* BEGIN Records for the task *
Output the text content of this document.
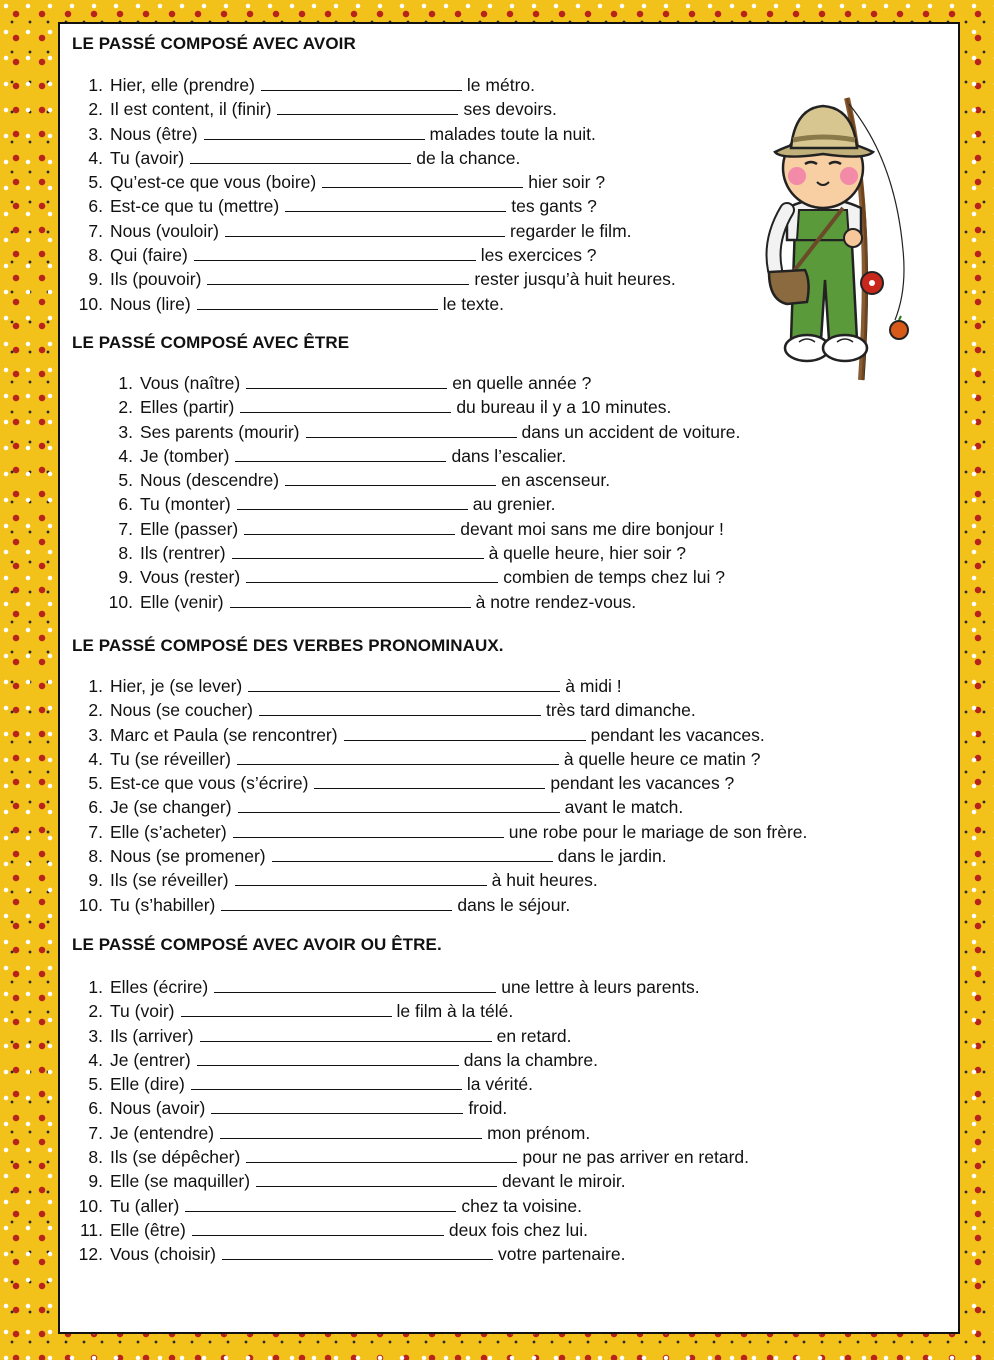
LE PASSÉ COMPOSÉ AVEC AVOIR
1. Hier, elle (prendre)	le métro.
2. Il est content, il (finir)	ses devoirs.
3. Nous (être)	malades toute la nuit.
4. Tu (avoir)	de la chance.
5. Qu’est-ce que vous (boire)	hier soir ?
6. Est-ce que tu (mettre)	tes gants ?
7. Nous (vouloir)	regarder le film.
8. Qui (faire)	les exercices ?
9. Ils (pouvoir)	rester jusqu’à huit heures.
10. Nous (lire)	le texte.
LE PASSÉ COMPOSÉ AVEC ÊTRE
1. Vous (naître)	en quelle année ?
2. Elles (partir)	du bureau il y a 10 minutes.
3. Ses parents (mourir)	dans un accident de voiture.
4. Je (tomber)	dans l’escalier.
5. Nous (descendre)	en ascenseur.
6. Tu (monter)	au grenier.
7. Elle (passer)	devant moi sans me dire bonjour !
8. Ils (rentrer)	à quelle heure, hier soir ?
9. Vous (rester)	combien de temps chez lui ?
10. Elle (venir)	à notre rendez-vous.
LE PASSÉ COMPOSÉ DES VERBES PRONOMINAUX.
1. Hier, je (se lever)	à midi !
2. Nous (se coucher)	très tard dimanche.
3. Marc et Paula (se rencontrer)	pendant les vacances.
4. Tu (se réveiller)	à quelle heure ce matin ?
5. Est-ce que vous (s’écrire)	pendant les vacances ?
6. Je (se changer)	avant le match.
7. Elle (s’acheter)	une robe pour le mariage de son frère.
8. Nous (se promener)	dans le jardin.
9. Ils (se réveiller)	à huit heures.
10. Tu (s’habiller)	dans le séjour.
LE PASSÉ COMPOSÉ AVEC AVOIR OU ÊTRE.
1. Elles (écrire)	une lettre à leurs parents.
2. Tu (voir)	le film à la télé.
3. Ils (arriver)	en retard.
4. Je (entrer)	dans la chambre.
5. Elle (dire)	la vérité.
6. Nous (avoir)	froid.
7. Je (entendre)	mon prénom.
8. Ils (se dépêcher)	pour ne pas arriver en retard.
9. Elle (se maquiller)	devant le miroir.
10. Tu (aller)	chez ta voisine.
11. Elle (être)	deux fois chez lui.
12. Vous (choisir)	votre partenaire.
* END Records for the task *
**Requirement:** From the data above, copy each line that holds "dans".

**Written reply:**
3. Ses parents (mourir)	dans un accident de voiture.
4. Je (tomber)	dans l’escalier.
8. Nous (se promener)	dans le jardin.
10. Tu (s’habiller)	dans le séjour.
4. Je (entrer)	dans la chambre.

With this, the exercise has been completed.